▶ What this task involves
Transcribe the records that follow. Keep every word exactly, and drop the pictures.

··· Source data ···

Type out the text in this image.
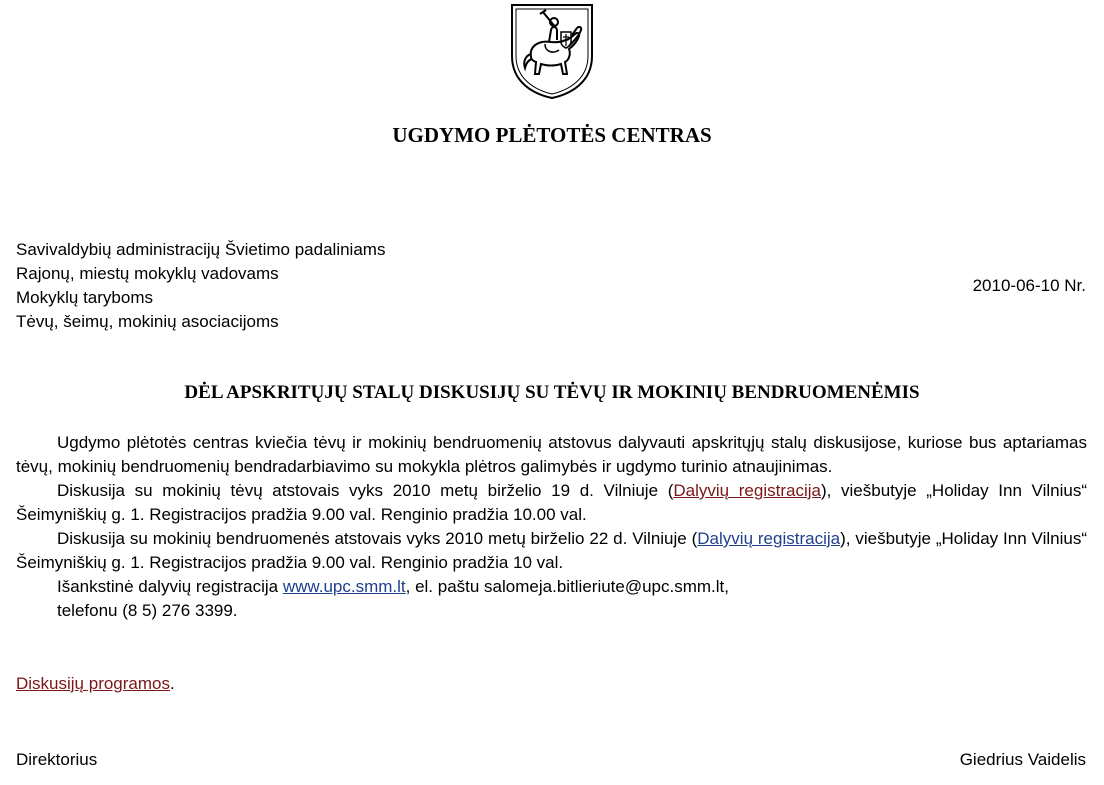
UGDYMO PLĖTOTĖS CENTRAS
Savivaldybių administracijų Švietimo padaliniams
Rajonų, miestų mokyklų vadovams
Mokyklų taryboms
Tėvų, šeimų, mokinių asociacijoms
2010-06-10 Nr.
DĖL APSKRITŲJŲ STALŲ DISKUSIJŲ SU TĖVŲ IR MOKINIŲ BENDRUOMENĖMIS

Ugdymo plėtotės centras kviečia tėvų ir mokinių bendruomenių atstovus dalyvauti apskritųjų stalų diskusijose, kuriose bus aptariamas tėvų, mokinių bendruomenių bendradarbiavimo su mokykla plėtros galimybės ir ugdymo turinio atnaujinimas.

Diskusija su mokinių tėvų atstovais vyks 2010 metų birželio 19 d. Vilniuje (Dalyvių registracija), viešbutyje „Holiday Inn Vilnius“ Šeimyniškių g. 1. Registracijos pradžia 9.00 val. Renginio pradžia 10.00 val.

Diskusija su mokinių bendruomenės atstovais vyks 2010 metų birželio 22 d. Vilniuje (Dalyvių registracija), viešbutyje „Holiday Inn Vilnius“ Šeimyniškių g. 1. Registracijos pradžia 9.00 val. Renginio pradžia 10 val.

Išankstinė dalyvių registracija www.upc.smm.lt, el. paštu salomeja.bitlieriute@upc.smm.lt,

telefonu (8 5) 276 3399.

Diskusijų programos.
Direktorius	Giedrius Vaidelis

···

▶ Final result
Type out the text in this image.
UGDYMO PLĖTOTĖS CENTRAS
Savivaldybių administracijų Švietimo padaliniams
Rajonų, miestų mokyklų vadovams
Mokyklų taryboms
Tėvų, šeimų, mokinių asociacijoms
2010-06-10 Nr.
DĖL APSKRITŲJŲ STALŲ DISKUSIJŲ SU TĖVŲ IR MOKINIŲ BENDRUOMENĖMIS

Ugdymo plėtotės centras kviečia tėvų ir mokinių bendruomenių atstovus dalyvauti apskritųjų stalų diskusijose, kuriose bus aptariamas tėvų, mokinių bendruomenių bendradarbiavimo su mokykla plėtros galimybės ir ugdymo turinio atnaujinimas.

Diskusija su mokinių tėvų atstovais vyks 2010 metų birželio 19 d. Vilniuje (Dalyvių registracija), viešbutyje „Holiday Inn Vilnius“ Šeimyniškių g. 1. Registracijos pradžia 9.00 val. Renginio pradžia 10.00 val.

Diskusija su mokinių bendruomenės atstovais vyks 2010 metų birželio 22 d. Vilniuje (Dalyvių registracija), viešbutyje „Holiday Inn Vilnius“ Šeimyniškių g. 1. Registracijos pradžia 9.00 val. Renginio pradžia 10 val.

Išankstinė dalyvių registracija www.upc.smm.lt, el. paštu salomeja.bitlieriute@upc.smm.lt,

telefonu (8 5) 276 3399.

Diskusijų programos.
Direktorius	Giedrius Vaidelis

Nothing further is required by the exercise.